▶ Work to do
Will you transcribe the entries that follow, exactly and in full?

▶ Supplied records
---*---

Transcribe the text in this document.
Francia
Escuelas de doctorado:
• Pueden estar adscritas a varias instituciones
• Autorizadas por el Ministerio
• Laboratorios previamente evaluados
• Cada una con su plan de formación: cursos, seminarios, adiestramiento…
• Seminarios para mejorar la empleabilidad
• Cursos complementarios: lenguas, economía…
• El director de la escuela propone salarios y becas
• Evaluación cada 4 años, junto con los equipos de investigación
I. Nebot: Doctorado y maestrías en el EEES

---*---

▶ Finished exercise
Transcribe the text in this document.
Francia
Escuelas de doctorado:
• Pueden estar adscritas a varias instituciones
• Autorizadas por el Ministerio
• Laboratorios previamente evaluados
• Cada una con su plan de formación: cursos, seminarios, adiestramiento…
• Seminarios para mejorar la empleabilidad
• Cursos complementarios: lenguas, economía…
• El director de la escuela propone salarios y becas
• Evaluación cada 4 años, junto con los equipos de investigación
I. Nebot: Doctorado y maestrías en el EEES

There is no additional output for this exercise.